■ Supplied material
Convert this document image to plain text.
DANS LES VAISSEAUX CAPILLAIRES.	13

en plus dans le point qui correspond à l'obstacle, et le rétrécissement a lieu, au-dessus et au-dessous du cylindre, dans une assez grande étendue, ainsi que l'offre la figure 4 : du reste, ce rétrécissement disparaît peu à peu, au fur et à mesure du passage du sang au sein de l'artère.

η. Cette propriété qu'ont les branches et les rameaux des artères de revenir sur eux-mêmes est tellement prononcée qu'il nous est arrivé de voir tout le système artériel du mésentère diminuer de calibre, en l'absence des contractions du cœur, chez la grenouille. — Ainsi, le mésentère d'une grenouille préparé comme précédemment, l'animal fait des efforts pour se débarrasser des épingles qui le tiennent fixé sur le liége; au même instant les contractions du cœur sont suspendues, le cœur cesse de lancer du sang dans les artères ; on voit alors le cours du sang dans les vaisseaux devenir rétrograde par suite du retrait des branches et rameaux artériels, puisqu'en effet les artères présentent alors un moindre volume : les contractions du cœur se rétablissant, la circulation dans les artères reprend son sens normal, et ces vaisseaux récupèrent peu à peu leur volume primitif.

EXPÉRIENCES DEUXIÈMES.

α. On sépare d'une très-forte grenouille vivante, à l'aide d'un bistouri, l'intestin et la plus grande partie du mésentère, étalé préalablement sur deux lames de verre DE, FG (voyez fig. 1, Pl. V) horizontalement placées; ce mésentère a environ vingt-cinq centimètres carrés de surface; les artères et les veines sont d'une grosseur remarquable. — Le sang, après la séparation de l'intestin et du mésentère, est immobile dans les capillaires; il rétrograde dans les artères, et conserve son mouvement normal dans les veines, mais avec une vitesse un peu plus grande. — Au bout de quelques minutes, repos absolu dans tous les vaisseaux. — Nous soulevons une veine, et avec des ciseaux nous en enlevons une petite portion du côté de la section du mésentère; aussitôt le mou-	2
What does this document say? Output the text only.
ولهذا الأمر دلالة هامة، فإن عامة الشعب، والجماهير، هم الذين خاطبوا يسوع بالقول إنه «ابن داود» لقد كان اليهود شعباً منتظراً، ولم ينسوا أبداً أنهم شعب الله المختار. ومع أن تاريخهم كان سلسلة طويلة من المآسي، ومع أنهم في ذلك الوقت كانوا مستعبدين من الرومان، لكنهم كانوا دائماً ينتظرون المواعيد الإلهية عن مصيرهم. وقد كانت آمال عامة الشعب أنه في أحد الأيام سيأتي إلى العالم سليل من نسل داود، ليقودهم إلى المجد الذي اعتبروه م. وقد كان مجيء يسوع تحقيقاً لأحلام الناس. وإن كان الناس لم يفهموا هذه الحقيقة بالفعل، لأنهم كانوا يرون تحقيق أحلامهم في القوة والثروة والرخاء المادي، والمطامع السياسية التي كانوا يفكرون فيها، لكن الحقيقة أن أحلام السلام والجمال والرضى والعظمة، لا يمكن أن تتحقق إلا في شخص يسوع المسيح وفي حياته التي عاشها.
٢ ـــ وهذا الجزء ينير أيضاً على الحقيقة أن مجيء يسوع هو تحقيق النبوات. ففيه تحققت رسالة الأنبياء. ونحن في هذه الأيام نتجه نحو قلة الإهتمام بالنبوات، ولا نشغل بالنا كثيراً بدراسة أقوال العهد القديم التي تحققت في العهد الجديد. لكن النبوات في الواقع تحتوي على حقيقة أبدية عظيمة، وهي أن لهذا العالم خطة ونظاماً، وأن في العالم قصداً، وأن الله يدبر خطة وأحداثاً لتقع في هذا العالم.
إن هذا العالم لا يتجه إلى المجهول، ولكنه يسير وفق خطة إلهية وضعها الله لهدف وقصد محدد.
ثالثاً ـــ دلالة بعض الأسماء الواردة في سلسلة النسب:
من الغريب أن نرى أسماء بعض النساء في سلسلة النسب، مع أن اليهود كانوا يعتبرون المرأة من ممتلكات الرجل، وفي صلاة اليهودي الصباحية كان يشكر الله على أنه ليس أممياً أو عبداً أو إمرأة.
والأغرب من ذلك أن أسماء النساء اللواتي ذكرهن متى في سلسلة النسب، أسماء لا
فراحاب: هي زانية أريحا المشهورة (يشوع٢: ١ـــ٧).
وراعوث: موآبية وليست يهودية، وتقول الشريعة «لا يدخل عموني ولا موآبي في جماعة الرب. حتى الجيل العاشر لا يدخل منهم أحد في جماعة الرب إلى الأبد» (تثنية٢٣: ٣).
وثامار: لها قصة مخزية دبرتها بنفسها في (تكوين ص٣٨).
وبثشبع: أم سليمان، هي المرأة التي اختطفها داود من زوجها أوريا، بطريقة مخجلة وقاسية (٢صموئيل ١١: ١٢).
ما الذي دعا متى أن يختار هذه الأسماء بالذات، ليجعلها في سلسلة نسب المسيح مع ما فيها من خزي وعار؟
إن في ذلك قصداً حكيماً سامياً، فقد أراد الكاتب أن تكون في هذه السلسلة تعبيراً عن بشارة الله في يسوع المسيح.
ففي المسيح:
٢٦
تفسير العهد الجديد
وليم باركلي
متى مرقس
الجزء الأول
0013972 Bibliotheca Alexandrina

■ Work instructions
Scan the listing above and identify each line holding the string "النساء"; copy every such line.

■ The response
من الغريب أن نرى أسماء بعض النساء في سلسلة النسب، مع أن اليهود كانوا يعتبرون المرأة من ممتلكات الرجل، وفي صلاة اليهودي الصباحية كان يشكر الله على أنه ليس أممياً أو عبداً أو إمرأة.
والأغرب من ذلك أن أسماء النساء اللواتي ذكرهن متى في سلسلة النسب، أسماء لا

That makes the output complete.